● **Selected text**
++++++++++

The pickup truck numbers reflect several developments, said industry analyst Dennis DesRosiers, president of DesRosiers Automotive Consultants, who points to the boom in Western Canada, the health of the commercial vehicle market across the country and an increase in the number of people buying the vehicles for personal use.

“Pickup trucks have more stability in the marketplace than any other category,” DesRosiers said.

The booming Western Canadian economy helps in two ways, he said, driving demand for pickups for business use in the oil patch – and the construction boom accompanying that growth – and giving rig workers the means to buy a pickup for personal use.

“Look at the last five years and the booming part of Canada in good times and even in bad was the West,” he said.

The Ford F-Series leads the way and is the best-selling vehicle in Canada. Sales of General Motors pickups, redesigned for the 2014 model year, have risen 5 per cent in 2013. Chrysler pickup sales have soared 16 per cent.

++++++++++

● **Information supplied**
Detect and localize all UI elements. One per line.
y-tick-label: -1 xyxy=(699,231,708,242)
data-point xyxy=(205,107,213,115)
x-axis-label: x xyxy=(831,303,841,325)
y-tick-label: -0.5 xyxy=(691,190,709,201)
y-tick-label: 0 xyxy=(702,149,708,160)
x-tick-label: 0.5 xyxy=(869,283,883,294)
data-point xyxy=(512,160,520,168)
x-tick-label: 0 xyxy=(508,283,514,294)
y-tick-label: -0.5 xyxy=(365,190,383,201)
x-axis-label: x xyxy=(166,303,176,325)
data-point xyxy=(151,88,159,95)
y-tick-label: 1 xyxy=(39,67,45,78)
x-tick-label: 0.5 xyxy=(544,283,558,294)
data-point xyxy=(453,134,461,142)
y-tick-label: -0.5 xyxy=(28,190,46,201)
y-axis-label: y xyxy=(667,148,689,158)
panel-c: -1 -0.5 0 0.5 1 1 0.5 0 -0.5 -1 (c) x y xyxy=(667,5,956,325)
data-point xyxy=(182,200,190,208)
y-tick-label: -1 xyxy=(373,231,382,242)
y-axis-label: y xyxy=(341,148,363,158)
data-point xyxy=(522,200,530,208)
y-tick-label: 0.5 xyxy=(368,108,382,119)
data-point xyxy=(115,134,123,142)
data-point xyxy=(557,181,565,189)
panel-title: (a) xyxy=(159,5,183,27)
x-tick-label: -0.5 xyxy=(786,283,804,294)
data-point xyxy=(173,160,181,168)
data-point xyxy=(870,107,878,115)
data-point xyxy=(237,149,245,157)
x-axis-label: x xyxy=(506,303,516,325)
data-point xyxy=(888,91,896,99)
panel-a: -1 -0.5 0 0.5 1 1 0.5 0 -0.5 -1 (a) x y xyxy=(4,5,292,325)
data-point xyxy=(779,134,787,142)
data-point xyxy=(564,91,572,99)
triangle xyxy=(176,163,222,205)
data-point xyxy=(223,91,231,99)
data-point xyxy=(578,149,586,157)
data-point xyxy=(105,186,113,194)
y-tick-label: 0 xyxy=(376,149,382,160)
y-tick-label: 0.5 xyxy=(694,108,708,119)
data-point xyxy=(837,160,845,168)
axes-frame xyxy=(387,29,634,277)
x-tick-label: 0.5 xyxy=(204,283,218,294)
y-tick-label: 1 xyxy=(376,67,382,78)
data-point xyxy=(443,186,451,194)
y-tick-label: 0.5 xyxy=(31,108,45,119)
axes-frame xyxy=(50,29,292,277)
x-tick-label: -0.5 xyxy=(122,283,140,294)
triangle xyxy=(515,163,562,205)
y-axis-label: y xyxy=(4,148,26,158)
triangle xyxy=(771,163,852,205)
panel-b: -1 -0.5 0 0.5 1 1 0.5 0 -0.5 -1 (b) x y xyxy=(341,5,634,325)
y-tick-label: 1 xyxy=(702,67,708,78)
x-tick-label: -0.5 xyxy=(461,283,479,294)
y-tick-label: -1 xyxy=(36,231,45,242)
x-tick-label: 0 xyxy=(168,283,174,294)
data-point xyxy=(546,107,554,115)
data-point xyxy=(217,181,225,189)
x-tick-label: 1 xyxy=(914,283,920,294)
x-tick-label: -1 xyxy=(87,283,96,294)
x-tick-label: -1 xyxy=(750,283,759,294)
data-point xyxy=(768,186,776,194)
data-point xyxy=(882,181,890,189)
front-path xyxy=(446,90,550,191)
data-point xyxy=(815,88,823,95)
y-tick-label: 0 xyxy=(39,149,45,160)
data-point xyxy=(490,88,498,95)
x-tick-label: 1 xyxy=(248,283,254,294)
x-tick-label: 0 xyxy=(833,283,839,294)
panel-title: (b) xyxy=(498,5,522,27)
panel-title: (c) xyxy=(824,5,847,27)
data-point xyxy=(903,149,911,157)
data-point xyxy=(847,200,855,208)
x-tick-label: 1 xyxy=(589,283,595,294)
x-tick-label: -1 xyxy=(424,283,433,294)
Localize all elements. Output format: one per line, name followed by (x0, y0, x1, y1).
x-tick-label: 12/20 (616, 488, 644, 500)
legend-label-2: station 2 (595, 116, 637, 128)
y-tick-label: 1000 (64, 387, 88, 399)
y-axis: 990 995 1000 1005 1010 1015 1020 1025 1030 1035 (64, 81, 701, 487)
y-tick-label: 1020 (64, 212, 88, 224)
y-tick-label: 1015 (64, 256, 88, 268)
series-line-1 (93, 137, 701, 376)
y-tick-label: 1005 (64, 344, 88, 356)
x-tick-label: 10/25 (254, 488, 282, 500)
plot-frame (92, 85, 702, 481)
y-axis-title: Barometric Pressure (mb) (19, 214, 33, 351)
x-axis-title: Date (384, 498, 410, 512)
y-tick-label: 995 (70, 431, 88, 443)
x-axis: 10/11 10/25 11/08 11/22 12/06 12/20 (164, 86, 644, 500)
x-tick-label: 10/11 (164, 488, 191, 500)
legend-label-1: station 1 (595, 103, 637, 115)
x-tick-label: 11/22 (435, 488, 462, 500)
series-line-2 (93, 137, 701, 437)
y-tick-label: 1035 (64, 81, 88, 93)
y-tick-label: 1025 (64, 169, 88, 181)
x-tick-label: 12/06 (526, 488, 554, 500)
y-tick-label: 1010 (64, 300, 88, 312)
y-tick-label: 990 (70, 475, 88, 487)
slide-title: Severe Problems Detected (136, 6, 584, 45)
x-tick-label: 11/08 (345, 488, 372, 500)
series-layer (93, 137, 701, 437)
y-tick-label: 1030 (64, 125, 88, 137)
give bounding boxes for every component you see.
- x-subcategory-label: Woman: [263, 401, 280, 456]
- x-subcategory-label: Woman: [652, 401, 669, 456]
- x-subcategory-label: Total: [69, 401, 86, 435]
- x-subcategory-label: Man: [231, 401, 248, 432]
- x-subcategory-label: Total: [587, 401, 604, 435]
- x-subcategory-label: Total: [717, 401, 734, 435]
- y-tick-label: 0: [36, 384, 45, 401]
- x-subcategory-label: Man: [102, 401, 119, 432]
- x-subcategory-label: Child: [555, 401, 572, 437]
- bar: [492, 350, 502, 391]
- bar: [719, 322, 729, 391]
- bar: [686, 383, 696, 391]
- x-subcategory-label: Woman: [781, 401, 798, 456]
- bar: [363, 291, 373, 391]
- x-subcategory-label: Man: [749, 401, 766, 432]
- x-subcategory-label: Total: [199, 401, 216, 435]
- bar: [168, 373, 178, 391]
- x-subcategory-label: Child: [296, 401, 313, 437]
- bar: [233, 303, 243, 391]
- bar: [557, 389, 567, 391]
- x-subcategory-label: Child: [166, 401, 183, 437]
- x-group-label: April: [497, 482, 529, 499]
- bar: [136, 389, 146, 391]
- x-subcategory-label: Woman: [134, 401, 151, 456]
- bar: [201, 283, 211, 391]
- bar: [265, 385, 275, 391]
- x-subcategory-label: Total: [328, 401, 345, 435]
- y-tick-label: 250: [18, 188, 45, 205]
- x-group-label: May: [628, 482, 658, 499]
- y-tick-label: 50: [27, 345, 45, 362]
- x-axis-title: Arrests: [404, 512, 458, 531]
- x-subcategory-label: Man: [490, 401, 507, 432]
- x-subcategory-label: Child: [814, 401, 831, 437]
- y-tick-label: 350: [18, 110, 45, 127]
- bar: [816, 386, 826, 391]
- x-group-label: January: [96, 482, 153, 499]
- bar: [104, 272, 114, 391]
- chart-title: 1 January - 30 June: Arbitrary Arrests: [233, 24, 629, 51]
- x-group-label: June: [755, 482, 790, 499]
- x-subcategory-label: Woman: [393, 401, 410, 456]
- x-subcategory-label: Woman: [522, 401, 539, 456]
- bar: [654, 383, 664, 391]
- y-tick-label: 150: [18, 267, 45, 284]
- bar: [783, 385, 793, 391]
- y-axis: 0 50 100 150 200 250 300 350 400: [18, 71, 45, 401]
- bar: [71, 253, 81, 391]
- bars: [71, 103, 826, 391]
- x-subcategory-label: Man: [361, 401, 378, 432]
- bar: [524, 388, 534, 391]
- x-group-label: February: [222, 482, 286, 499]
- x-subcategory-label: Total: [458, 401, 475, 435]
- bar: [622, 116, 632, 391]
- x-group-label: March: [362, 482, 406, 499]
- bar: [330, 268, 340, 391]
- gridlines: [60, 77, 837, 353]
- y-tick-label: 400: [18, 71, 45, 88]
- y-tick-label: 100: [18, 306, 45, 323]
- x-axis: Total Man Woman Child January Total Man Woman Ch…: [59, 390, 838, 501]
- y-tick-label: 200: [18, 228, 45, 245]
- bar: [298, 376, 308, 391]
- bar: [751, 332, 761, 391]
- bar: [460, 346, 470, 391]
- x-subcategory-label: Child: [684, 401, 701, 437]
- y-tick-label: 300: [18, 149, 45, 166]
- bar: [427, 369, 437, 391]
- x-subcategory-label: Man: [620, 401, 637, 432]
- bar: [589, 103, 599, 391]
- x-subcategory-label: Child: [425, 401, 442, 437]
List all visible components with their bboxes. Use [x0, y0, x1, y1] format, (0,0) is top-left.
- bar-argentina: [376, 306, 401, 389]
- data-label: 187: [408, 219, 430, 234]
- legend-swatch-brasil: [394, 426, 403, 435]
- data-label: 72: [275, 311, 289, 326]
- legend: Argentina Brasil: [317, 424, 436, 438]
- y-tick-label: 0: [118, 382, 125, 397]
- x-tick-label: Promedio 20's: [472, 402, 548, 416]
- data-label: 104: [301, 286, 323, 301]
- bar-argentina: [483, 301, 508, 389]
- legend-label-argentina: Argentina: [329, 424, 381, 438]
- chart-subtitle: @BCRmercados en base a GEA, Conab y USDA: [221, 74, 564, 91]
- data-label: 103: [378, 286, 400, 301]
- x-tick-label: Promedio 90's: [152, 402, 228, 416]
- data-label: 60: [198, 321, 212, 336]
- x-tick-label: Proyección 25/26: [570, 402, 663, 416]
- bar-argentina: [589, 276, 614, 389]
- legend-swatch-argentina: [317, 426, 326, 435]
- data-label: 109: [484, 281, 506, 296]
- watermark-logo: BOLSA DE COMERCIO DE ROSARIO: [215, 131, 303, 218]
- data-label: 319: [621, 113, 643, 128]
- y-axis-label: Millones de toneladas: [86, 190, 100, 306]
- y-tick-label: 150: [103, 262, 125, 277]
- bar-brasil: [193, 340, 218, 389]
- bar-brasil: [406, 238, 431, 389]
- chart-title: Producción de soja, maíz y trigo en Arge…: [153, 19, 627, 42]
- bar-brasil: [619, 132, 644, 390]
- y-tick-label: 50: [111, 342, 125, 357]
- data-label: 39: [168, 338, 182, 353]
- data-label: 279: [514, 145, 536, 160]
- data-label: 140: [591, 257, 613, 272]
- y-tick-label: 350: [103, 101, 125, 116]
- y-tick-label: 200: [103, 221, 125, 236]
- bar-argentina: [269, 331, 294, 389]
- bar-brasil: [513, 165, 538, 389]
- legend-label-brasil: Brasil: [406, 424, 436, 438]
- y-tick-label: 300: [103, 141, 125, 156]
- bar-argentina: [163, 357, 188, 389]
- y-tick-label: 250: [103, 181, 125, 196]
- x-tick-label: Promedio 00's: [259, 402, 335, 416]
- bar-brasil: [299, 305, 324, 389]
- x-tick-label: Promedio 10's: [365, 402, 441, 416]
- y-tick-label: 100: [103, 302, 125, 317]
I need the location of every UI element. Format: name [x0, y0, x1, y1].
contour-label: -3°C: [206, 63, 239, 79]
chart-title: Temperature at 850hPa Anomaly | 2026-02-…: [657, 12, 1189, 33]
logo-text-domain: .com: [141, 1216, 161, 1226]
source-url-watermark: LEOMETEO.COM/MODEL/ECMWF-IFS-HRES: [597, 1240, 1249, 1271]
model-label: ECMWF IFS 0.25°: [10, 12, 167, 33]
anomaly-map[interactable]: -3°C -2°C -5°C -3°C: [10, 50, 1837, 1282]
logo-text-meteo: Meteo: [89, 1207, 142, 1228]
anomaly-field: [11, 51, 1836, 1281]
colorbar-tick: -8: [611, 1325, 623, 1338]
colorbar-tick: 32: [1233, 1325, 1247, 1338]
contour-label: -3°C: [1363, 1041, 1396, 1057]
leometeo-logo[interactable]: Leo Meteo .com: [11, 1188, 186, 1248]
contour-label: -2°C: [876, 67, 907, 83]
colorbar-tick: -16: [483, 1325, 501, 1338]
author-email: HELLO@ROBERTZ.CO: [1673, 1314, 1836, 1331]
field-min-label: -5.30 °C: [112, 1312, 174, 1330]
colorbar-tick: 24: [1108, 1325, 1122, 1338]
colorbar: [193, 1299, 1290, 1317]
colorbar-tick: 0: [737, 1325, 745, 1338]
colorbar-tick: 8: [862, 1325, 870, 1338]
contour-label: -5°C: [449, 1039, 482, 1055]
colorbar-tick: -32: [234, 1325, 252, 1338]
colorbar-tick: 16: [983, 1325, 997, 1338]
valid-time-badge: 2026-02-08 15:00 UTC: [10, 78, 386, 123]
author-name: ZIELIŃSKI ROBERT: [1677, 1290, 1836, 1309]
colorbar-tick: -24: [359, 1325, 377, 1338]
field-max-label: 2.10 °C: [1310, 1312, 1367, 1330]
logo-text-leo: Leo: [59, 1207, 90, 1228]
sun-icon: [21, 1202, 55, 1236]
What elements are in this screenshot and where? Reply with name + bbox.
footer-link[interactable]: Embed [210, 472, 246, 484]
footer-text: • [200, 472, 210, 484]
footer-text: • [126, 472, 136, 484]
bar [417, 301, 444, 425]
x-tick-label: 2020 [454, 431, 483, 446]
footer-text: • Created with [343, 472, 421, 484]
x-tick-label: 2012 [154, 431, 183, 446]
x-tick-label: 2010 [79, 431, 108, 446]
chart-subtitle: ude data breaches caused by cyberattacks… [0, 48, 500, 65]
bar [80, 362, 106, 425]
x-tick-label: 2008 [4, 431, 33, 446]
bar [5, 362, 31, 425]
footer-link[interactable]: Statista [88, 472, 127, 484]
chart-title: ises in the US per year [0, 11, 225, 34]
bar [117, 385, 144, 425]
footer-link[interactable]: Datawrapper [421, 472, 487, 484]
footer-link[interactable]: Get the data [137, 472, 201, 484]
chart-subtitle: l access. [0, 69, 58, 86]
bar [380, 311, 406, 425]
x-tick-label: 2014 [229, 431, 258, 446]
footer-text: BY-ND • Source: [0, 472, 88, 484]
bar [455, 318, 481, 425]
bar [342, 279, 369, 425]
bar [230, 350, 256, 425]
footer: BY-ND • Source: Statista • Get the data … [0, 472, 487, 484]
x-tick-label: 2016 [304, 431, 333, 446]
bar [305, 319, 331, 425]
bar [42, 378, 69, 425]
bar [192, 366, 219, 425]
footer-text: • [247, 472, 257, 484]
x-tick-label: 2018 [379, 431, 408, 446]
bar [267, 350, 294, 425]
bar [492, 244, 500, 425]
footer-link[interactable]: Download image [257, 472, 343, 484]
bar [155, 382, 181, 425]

++++++++++

● **Given exercise 1**
From the paragraph on pickup sales that ends the text, list the automakers whose pickups it names.
● **Given exercise 2**
Copy the rows word for word, starting at the first row and ending at the row that contains "y-tick-label: -0.5 xyxy=(365,190,383,201)".

● **Worked answer 1**
Ford, General Motors, Chrysler

● **Worked answer 2**
Detect and localize all UI elements. One per line.
y-tick-label: -1 xyxy=(699,231,708,242)
data-point xyxy=(205,107,213,115)
x-axis-label: x xyxy=(831,303,841,325)
y-tick-label: -0.5 xyxy=(691,190,709,201)
y-tick-label: 0 xyxy=(702,149,708,160)
x-tick-label: 0.5 xyxy=(869,283,883,294)
data-point xyxy=(512,160,520,168)
x-tick-label: 0 xyxy=(508,283,514,294)
y-tick-label: -0.5 xyxy=(365,190,383,201)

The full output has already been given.